WORK INSTRUCTIONS:
In how many lines does the string "this" appear? Answer with the number only.

Figure data in JSON:
☆ ☆ ☆ ☆

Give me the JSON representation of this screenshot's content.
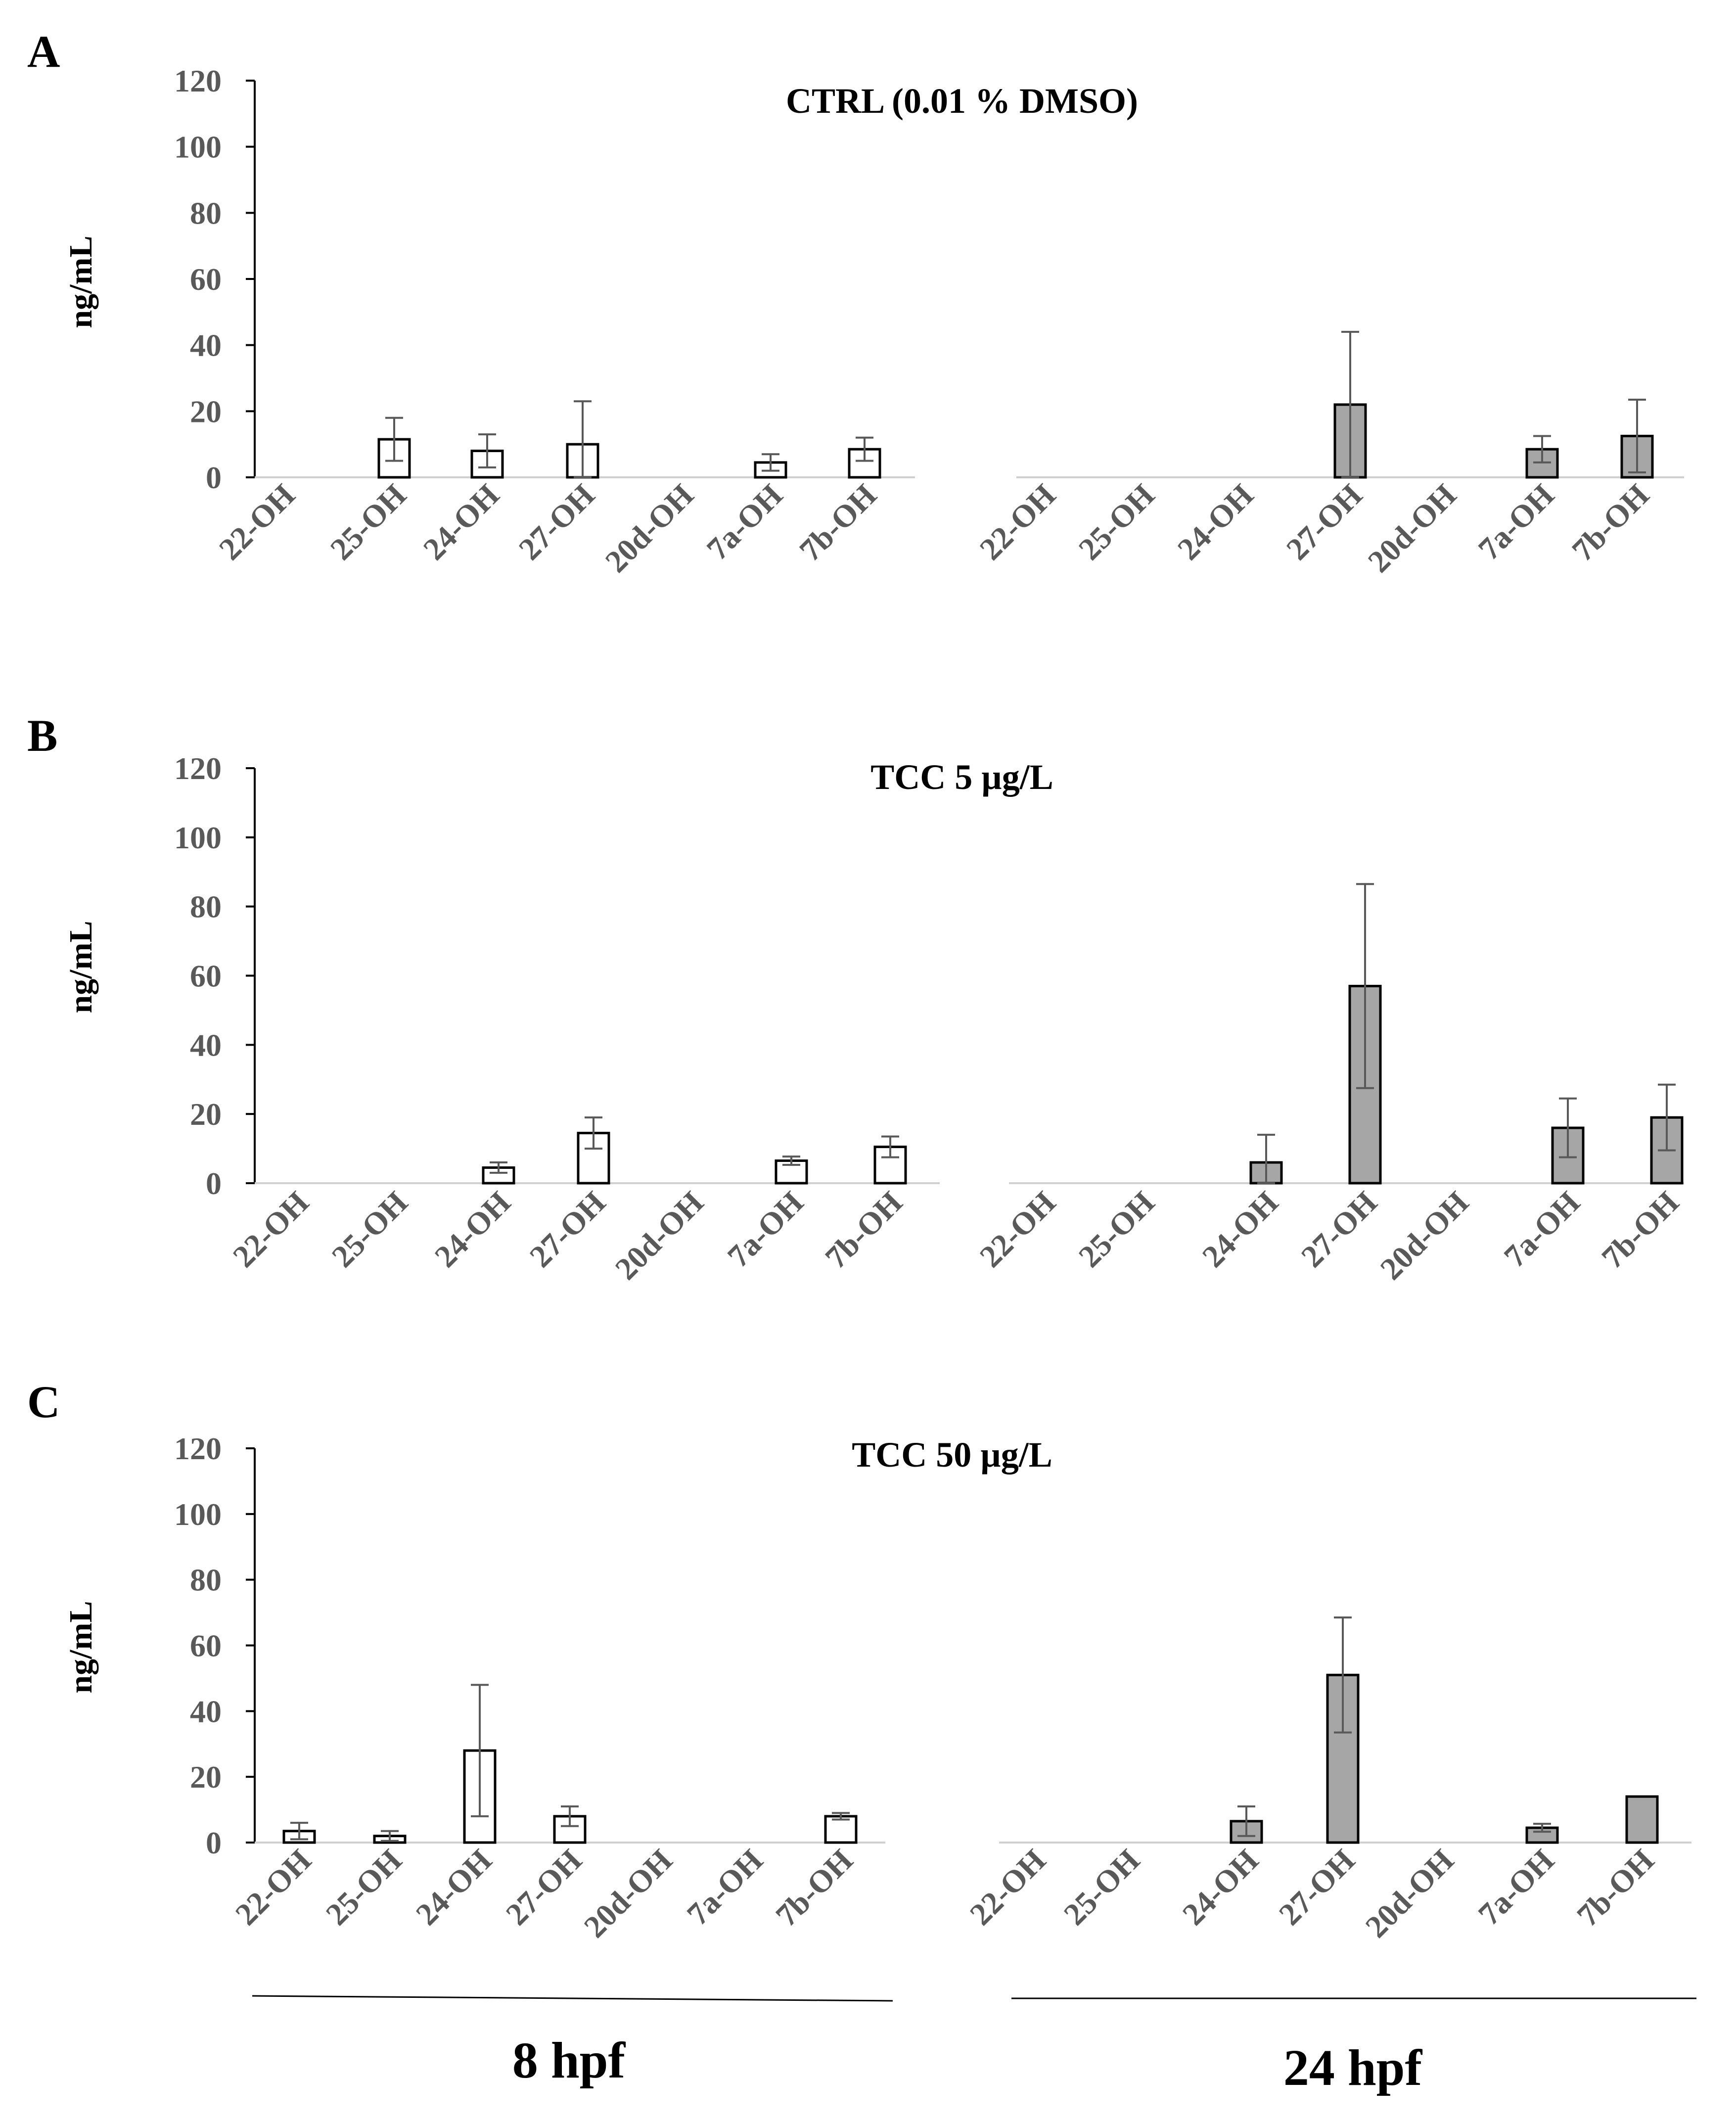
{
  "palette": {
    "bar_8hpf": "#ffffff",
    "bar_24hpf": "#a6a6a6",
    "bar_stroke": "#000000",
    "error_bar": "#595959",
    "axis": "#000000",
    "baseline": "#d0d0d0",
    "tick_label": "#595959",
    "text": "#000000"
  },
  "groups": {
    "left": "8 hpf",
    "right": "24 hpf"
  },
  "chart_data": [
    {
      "type": "bar",
      "panel_label": "A",
      "title": "CTRL (0.01 % DMSO)",
      "ylabel": "ng/mL",
      "ylim": [
        0,
        120
      ],
      "yticks": [
        "0",
        "20",
        "40",
        "60",
        "80",
        "100",
        "120"
      ],
      "categories": [
        "22-OH",
        "25-OH",
        "24-OH",
        "27-OH",
        "20d-OH",
        "7a-OH",
        "7b-OH"
      ],
      "series": [
        {
          "name": "8 hpf",
          "values": [
            0,
            11.5,
            8,
            10,
            0,
            4.5,
            8.5
          ],
          "errors": [
            0,
            6.5,
            5,
            13,
            0,
            2.5,
            3.5
          ]
        },
        {
          "name": "24 hpf",
          "values": [
            0,
            0,
            0,
            22,
            0,
            8.5,
            12.5
          ],
          "errors": [
            0,
            0,
            0,
            22,
            0,
            4,
            11
          ]
        }
      ]
    },
    {
      "type": "bar",
      "panel_label": "B",
      "title": "TCC 5 µg/L",
      "ylabel": "ng/mL",
      "ylim": [
        0,
        120
      ],
      "yticks": [
        "0",
        "20",
        "40",
        "60",
        "80",
        "100",
        "120"
      ],
      "categories": [
        "22-OH",
        "25-OH",
        "24-OH",
        "27-OH",
        "20d-OH",
        "7a-OH",
        "7b-OH"
      ],
      "series": [
        {
          "name": "8 hpf",
          "values": [
            0,
            0,
            4.5,
            14.5,
            0,
            6.5,
            10.5
          ],
          "errors": [
            0,
            0,
            1.5,
            4.5,
            0,
            1.2,
            3
          ]
        },
        {
          "name": "24 hpf",
          "values": [
            0,
            0,
            6,
            57,
            0,
            16,
            19
          ],
          "errors": [
            0,
            0,
            8,
            29.5,
            0,
            8.5,
            9.5
          ]
        }
      ]
    },
    {
      "type": "bar",
      "panel_label": "C",
      "title": "TCC 50 µg/L",
      "ylabel": "ng/mL",
      "ylim": [
        0,
        120
      ],
      "yticks": [
        "0",
        "20",
        "40",
        "60",
        "80",
        "100",
        "120"
      ],
      "categories": [
        "22-OH",
        "25-OH",
        "24-OH",
        "27-OH",
        "20d-OH",
        "7a-OH",
        "7b-OH"
      ],
      "series": [
        {
          "name": "8 hpf",
          "values": [
            3.5,
            2,
            28,
            8,
            0,
            0,
            8
          ],
          "errors": [
            2.5,
            1.5,
            20,
            3,
            0,
            0,
            1
          ]
        },
        {
          "name": "24 hpf",
          "values": [
            0,
            0,
            6.5,
            51,
            0,
            4.5,
            14
          ],
          "errors": [
            0,
            0,
            4.5,
            17.5,
            0,
            1.2,
            0
          ]
        }
      ]
    }
  ]
}
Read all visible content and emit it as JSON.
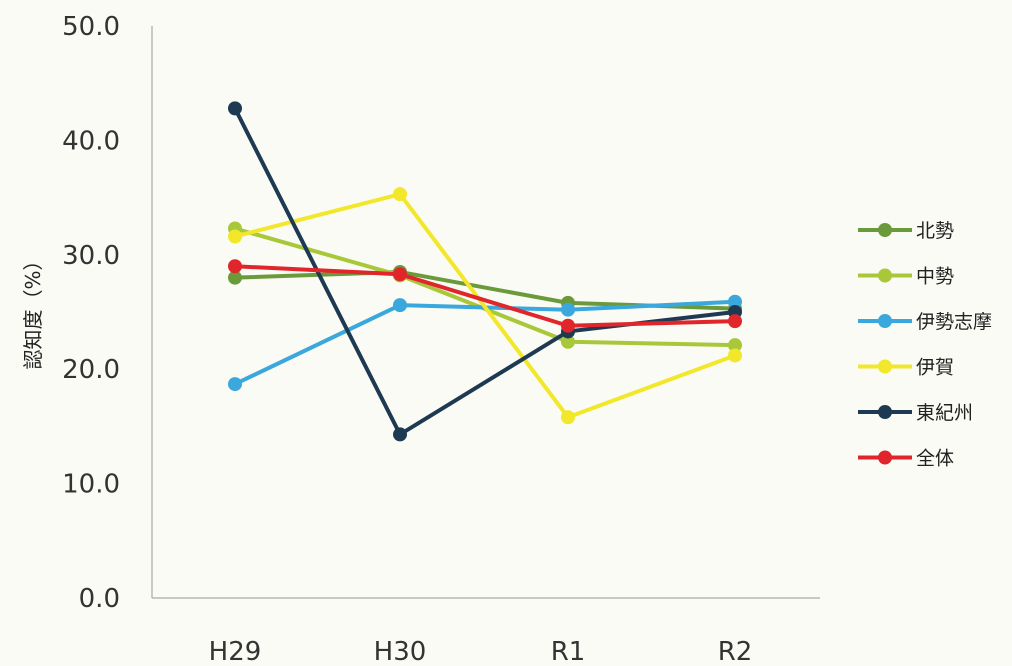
{
  "chart_data": {
    "type": "line",
    "title": "",
    "xlabel": "",
    "ylabel": "認知度（%）",
    "categories": [
      "H29",
      "H30",
      "R1",
      "R2"
    ],
    "ylim": [
      0,
      50
    ],
    "yticks": [
      "0.0",
      "10.0",
      "20.0",
      "30.0",
      "40.0",
      "50.0"
    ],
    "grid": false,
    "legend_position": "right",
    "series": [
      {
        "name": "北勢",
        "color": "#6b9a3a",
        "values": [
          28.0,
          28.5,
          25.8,
          25.3
        ]
      },
      {
        "name": "中勢",
        "color": "#a8c83a",
        "values": [
          32.3,
          28.2,
          22.4,
          22.1
        ]
      },
      {
        "name": "伊勢志摩",
        "color": "#3aa8dc",
        "values": [
          18.7,
          25.6,
          25.2,
          25.9
        ]
      },
      {
        "name": "伊賀",
        "color": "#f2e72a",
        "values": [
          31.6,
          35.3,
          15.8,
          21.2
        ]
      },
      {
        "name": "東紀州",
        "color": "#1e3a52",
        "values": [
          42.8,
          14.3,
          23.3,
          25.0
        ]
      },
      {
        "name": "全体",
        "color": "#e0262a",
        "values": [
          29.0,
          28.3,
          23.8,
          24.2
        ]
      }
    ]
  }
}
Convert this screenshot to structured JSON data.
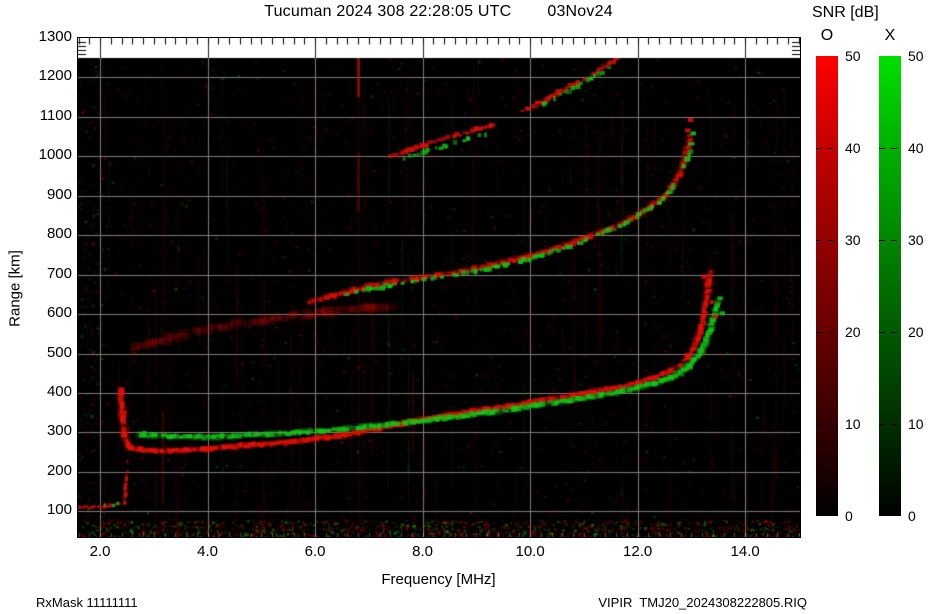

☆ ☆ ☆ ☆

COMPLETE ANSWER:
2